__Problem description__
Convert each line of the items below into a numbered list, leaving out any blank lines.
---
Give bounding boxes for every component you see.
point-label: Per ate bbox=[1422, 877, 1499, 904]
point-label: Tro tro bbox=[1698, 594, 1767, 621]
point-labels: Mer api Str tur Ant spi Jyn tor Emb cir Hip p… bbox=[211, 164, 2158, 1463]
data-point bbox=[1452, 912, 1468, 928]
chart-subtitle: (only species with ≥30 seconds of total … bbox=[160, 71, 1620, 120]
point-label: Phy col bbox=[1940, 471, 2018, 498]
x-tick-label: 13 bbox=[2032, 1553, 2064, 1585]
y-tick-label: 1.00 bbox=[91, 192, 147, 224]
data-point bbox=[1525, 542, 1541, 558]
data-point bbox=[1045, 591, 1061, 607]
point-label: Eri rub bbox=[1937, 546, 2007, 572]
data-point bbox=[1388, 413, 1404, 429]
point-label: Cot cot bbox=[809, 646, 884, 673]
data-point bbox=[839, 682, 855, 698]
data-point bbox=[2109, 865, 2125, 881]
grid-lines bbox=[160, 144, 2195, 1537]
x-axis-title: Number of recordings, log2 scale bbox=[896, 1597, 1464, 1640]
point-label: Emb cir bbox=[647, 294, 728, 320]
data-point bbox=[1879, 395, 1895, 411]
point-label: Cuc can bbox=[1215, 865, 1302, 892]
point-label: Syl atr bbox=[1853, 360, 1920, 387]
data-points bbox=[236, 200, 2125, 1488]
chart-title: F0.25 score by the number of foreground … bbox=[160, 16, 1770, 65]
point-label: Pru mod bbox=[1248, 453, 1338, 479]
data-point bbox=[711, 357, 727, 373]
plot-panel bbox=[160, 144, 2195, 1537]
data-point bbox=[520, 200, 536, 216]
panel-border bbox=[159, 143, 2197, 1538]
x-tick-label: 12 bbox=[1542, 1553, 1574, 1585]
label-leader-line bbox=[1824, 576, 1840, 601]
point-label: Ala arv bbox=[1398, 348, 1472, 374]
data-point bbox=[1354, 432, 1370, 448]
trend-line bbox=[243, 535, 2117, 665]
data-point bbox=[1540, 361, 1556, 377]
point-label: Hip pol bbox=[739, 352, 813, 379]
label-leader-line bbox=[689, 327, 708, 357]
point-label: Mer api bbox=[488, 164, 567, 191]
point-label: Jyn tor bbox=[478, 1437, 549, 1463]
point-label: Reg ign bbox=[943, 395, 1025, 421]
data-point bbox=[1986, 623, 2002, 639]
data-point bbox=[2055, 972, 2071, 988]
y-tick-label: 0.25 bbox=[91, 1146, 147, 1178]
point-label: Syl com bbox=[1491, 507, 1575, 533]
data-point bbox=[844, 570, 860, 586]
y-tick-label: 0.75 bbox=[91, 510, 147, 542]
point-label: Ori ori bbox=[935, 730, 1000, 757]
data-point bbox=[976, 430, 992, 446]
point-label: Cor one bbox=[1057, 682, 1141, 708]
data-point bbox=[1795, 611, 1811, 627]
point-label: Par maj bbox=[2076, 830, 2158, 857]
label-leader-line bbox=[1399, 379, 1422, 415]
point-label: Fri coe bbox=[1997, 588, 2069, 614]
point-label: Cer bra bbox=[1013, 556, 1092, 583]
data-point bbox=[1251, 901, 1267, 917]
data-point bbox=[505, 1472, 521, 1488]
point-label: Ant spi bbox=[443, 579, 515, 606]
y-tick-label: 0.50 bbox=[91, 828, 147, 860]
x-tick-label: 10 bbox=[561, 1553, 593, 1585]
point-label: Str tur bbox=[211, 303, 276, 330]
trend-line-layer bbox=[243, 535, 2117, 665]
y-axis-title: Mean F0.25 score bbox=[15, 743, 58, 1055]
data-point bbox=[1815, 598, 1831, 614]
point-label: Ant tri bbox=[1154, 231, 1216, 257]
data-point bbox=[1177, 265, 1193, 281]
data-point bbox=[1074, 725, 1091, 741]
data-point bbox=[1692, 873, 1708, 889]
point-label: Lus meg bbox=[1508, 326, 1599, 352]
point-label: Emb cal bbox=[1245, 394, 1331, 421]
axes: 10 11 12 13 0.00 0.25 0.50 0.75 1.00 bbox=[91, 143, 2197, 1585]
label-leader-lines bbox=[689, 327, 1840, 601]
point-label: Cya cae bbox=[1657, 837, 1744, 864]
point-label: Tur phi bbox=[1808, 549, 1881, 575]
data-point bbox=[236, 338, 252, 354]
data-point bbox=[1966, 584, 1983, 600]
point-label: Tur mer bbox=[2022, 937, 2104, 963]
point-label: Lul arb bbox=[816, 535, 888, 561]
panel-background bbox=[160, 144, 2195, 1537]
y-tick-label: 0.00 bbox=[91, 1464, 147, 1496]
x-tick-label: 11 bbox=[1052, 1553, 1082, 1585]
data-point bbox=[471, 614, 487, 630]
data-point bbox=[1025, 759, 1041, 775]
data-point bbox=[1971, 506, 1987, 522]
---
__Solution to the exercise__
1. Give bounding boxes for every component you see.
2. point-label: Per ate bbox=[1422, 877, 1499, 904]
3. point-label: Tro tro bbox=[1698, 594, 1767, 621]
4. point-labels: Mer api Str tur Ant spi Jyn tor Emb cir Hip p… bbox=[211, 164, 2158, 1463]
5. data-point bbox=[1452, 912, 1468, 928]
6. chart-subtitle: (only species with ≥30 seconds of total … bbox=[160, 71, 1620, 120]
7. point-label: Phy col bbox=[1940, 471, 2018, 498]
8. x-tick-label: 13 bbox=[2032, 1553, 2064, 1585]
9. y-tick-label: 1.00 bbox=[91, 192, 147, 224]
10. data-point bbox=[1525, 542, 1541, 558]
11. data-point bbox=[1045, 591, 1061, 607]
12. point-label: Eri rub bbox=[1937, 546, 2007, 572]
13. data-point bbox=[1388, 413, 1404, 429]
14. point-label: Cot cot bbox=[809, 646, 884, 673]
15. data-point bbox=[839, 682, 855, 698]
16. data-point bbox=[2109, 865, 2125, 881]
17. grid-lines bbox=[160, 144, 2195, 1537]
18. x-axis-title: Number of recordings, log2 scale bbox=[896, 1597, 1464, 1640]
19. point-label: Emb cir bbox=[647, 294, 728, 320]
20. data-point bbox=[1879, 395, 1895, 411]
21. point-label: Cuc can bbox=[1215, 865, 1302, 892]
22. point-label: Syl atr bbox=[1853, 360, 1920, 387]
23. data-points bbox=[236, 200, 2125, 1488]
24. chart-title: F0.25 score by the number of foreground … bbox=[160, 16, 1770, 65]
25. point-label: Pru mod bbox=[1248, 453, 1338, 479]
26. data-point bbox=[711, 357, 727, 373]
27. plot-panel bbox=[160, 144, 2195, 1537]
28. data-point bbox=[520, 200, 536, 216]
29. panel-border bbox=[159, 143, 2197, 1538]
30. x-tick-label: 12 bbox=[1542, 1553, 1574, 1585]
31. label-leader-line bbox=[1824, 576, 1840, 601]
32. point-label: Ala arv bbox=[1398, 348, 1472, 374]
33. data-point bbox=[1354, 432, 1370, 448]
34. trend-line bbox=[243, 535, 2117, 665]
35. data-point bbox=[1540, 361, 1556, 377]
36. point-label: Hip pol bbox=[739, 352, 813, 379]
37. label-leader-line bbox=[689, 327, 708, 357]
38. point-label: Mer api bbox=[488, 164, 567, 191]
39. point-label: Jyn tor bbox=[478, 1437, 549, 1463]
40. point-label: Reg ign bbox=[943, 395, 1025, 421]
41. data-point bbox=[1986, 623, 2002, 639]
42. data-point bbox=[2055, 972, 2071, 988]
43. y-tick-label: 0.25 bbox=[91, 1146, 147, 1178]
44. point-label: Syl com bbox=[1491, 507, 1575, 533]
45. data-point bbox=[844, 570, 860, 586]
46. y-tick-label: 0.75 bbox=[91, 510, 147, 542]
47. point-label: Ori ori bbox=[935, 730, 1000, 757]
48. data-point bbox=[976, 430, 992, 446]
49. point-label: Cor one bbox=[1057, 682, 1141, 708]
50. data-point bbox=[1795, 611, 1811, 627]
51. point-label: Par maj bbox=[2076, 830, 2158, 857]
52. label-leader-line bbox=[1399, 379, 1422, 415]
53. point-label: Fri coe bbox=[1997, 588, 2069, 614]
54. point-label: Cer bra bbox=[1013, 556, 1092, 583]
55. data-point bbox=[1251, 901, 1267, 917]
56. data-point bbox=[505, 1472, 521, 1488]
57. point-label: Ant spi bbox=[443, 579, 515, 606]
58. y-tick-label: 0.50 bbox=[91, 828, 147, 860]
59. x-tick-label: 10 bbox=[561, 1553, 593, 1585]
60. point-label: Str tur bbox=[211, 303, 276, 330]
61. trend-line-layer bbox=[243, 535, 2117, 665]
62. y-axis-title: Mean F0.25 score bbox=[15, 743, 58, 1055]
63. data-point bbox=[1815, 598, 1831, 614]
64. point-label: Ant tri bbox=[1154, 231, 1216, 257]
65. data-point bbox=[1177, 265, 1193, 281]
66. data-point bbox=[1074, 725, 1091, 741]
67. data-point bbox=[1692, 873, 1708, 889]
68. point-label: Lus meg bbox=[1508, 326, 1599, 352]
69. point-label: Emb cal bbox=[1245, 394, 1331, 421]
70. axes: 10 11 12 13 0.00 0.25 0.50 0.75 1.00 bbox=[91, 143, 2197, 1585]
71. label-leader-lines bbox=[689, 327, 1840, 601]
72. point-label: Cya cae bbox=[1657, 837, 1744, 864]
73. point-label: Tur phi bbox=[1808, 549, 1881, 575]
74. data-point bbox=[236, 338, 252, 354]
75. data-point bbox=[1966, 584, 1983, 600]
76. point-label: Tur mer bbox=[2022, 937, 2104, 963]
77. point-label: Lul arb bbox=[816, 535, 888, 561]
78. panel-background bbox=[160, 144, 2195, 1537]
79. y-tick-label: 0.00 bbox=[91, 1464, 147, 1496]
80. x-tick-label: 11 bbox=[1052, 1553, 1082, 1585]
81. data-point bbox=[471, 614, 487, 630]
82. data-point bbox=[1025, 759, 1041, 775]
83. data-point bbox=[1971, 506, 1987, 522]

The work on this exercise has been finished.